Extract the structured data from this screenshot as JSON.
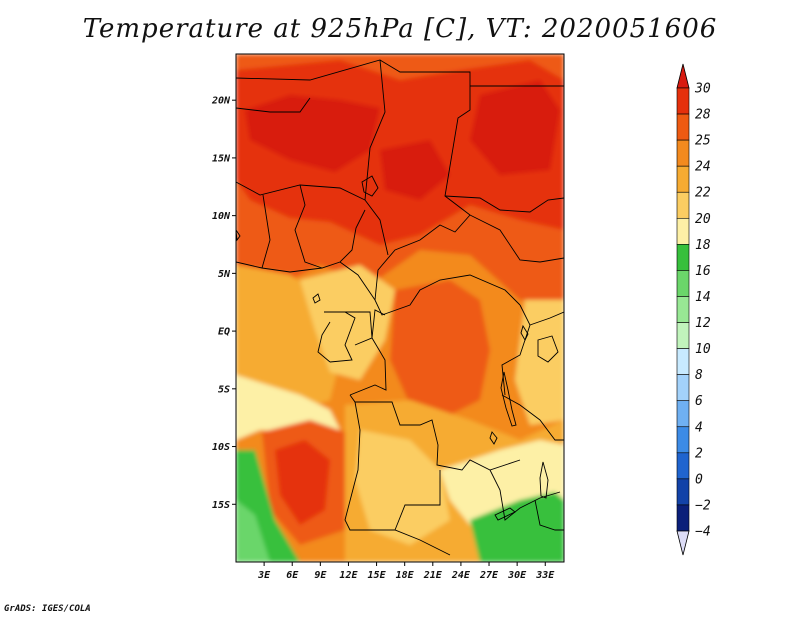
{
  "title": "Temperature at 925hPa [C], VT: 2020051606",
  "credit": "GrADS: IGES/COLA",
  "map": {
    "lon_range": [
      0,
      35
    ],
    "lat_range": [
      -20,
      24
    ],
    "lat_ticks": [
      {
        "value": 20,
        "label": "20N"
      },
      {
        "value": 15,
        "label": "15N"
      },
      {
        "value": 10,
        "label": "10N"
      },
      {
        "value": 5,
        "label": "5N"
      },
      {
        "value": 0,
        "label": "EQ"
      },
      {
        "value": -5,
        "label": "5S"
      },
      {
        "value": -10,
        "label": "10S"
      },
      {
        "value": -15,
        "label": "15S"
      }
    ],
    "lon_ticks": [
      {
        "value": 3,
        "label": "3E"
      },
      {
        "value": 6,
        "label": "6E"
      },
      {
        "value": 9,
        "label": "9E"
      },
      {
        "value": 12,
        "label": "12E"
      },
      {
        "value": 15,
        "label": "15E"
      },
      {
        "value": 18,
        "label": "18E"
      },
      {
        "value": 21,
        "label": "21E"
      },
      {
        "value": 24,
        "label": "24E"
      },
      {
        "value": 27,
        "label": "27E"
      },
      {
        "value": 30,
        "label": "30E"
      },
      {
        "value": 33,
        "label": "33E"
      }
    ]
  },
  "colorbar": {
    "labels": [
      "30",
      "28",
      "25",
      "24",
      "22",
      "20",
      "18",
      "16",
      "14",
      "12",
      "10",
      "8",
      "6",
      "4",
      "2",
      "0",
      "−2",
      "−4"
    ],
    "colors": {
      "over": "#d81a10",
      "under": "#dcdcf6",
      "bands": [
        "#e5300c",
        "#ee5a12",
        "#f38a1e",
        "#f6ab32",
        "#fbcd62",
        "#fdf0a6",
        "#37c03c",
        "#6bd66a",
        "#98e894",
        "#c1f4bc",
        "#c8eaff",
        "#a3d2fb",
        "#6fb0f2",
        "#3c8be6",
        "#1f64cf",
        "#1242a8",
        "#0a1f7a"
      ]
    }
  },
  "field_colors": {
    "t30": "#d81a10",
    "t28": "#e5300c",
    "t25": "#ee5a12",
    "t24": "#f38a1e",
    "t22": "#f6ab32",
    "t20": "#fbcd62",
    "t18": "#fdf0a6",
    "t16": "#37c03c",
    "t14": "#6bd66a",
    "t12": "#98e894"
  }
}
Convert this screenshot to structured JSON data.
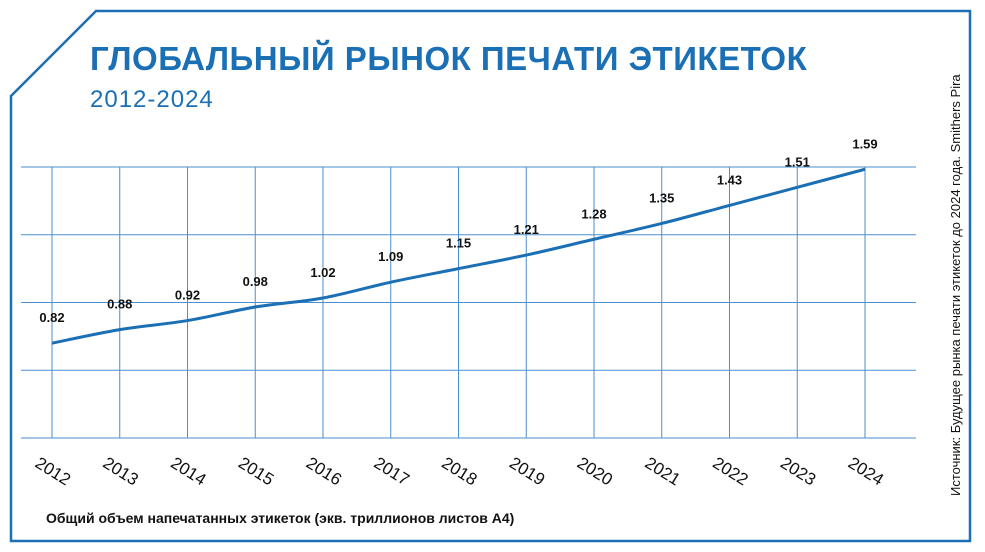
{
  "header": {
    "title": "ГЛОБАЛЬНЫЙ РЫНОК ПЕЧАТИ ЭТИКЕТОК",
    "subtitle": "2012-2024"
  },
  "footer": {
    "axis_caption": "Общий объем напечатанных этикеток (экв. триллионов листов А4)"
  },
  "source_note": "Источник: Будущее рынка печати этикеток до 2024 года. Smithers Pira",
  "colors": {
    "accent": "#1b6fb4",
    "grid": "#4a8fcf"
  },
  "chart_data": {
    "type": "line",
    "title": "ГЛОБАЛЬНЫЙ РЫНОК ПЕЧАТИ ЭТИКЕТОК",
    "subtitle": "2012-2024",
    "xlabel": "Общий объем напечатанных этикеток (экв. триллионов листов А4)",
    "ylabel": "",
    "categories": [
      "2012",
      "2013",
      "2014",
      "2015",
      "2016",
      "2017",
      "2018",
      "2019",
      "2020",
      "2021",
      "2022",
      "2023",
      "2024"
    ],
    "series": [
      {
        "values": [
          0.82,
          0.88,
          0.92,
          0.98,
          1.02,
          1.09,
          1.15,
          1.21,
          1.28,
          1.35,
          1.43,
          1.51,
          1.59
        ]
      }
    ],
    "data_labels": [
      "0.82",
      "0.88",
      "0.92",
      "0.98",
      "1.02",
      "1.09",
      "1.15",
      "1.21",
      "1.28",
      "1.35",
      "1.43",
      "1.51",
      "1.59"
    ],
    "ylim": [
      0.4,
      1.6
    ],
    "grid": true,
    "legend": "none"
  }
}
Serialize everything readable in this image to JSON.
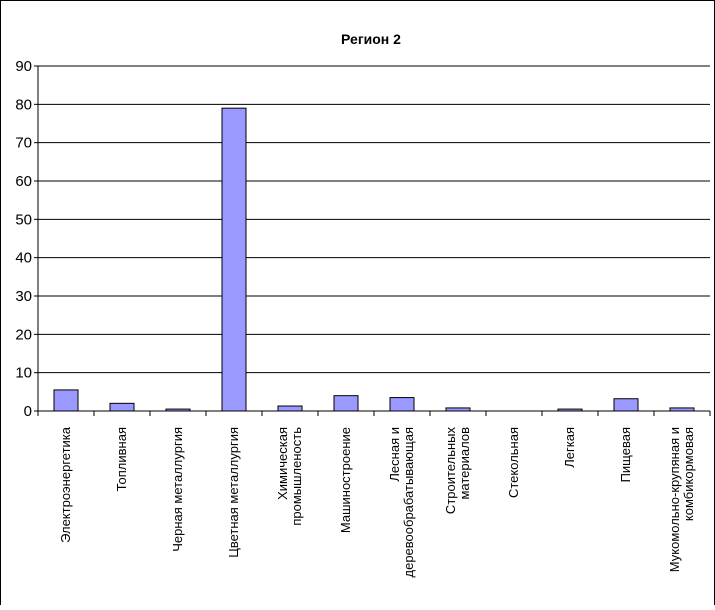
{
  "chart_data": {
    "type": "bar",
    "title": "Регион 2",
    "xlabel": "",
    "ylabel": "",
    "ylim": [
      0,
      90
    ],
    "yticks": [
      0,
      10,
      20,
      30,
      40,
      50,
      60,
      70,
      80,
      90
    ],
    "grid": true,
    "legend": "none",
    "bar_color": "#9999ff",
    "categories": [
      [
        "Электроэнергетика"
      ],
      [
        "Топливная"
      ],
      [
        "Черная металлургия"
      ],
      [
        "Цветная металлургия"
      ],
      [
        "Химическая",
        "промышленость"
      ],
      [
        "Машиностроение"
      ],
      [
        "Лесная и",
        "деревообрабатывающая"
      ],
      [
        "Строительных",
        "материалов"
      ],
      [
        "Стекольная"
      ],
      [
        "Легкая"
      ],
      [
        "Пищевая"
      ],
      [
        "Мукомольно-крупяная и",
        "комбикормовая"
      ]
    ],
    "values": [
      5.5,
      2,
      0.5,
      79,
      1.3,
      4,
      3.5,
      0.8,
      0,
      0.5,
      3.2,
      0.8
    ]
  }
}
☆ ☆ ☆ ☆ ☆
WHAT IS EXPECTED:
Of all the lines above, how many contain "напечатанных"? Give the number and nothing more.

RESPONSE TO THIS EXERCISE:
2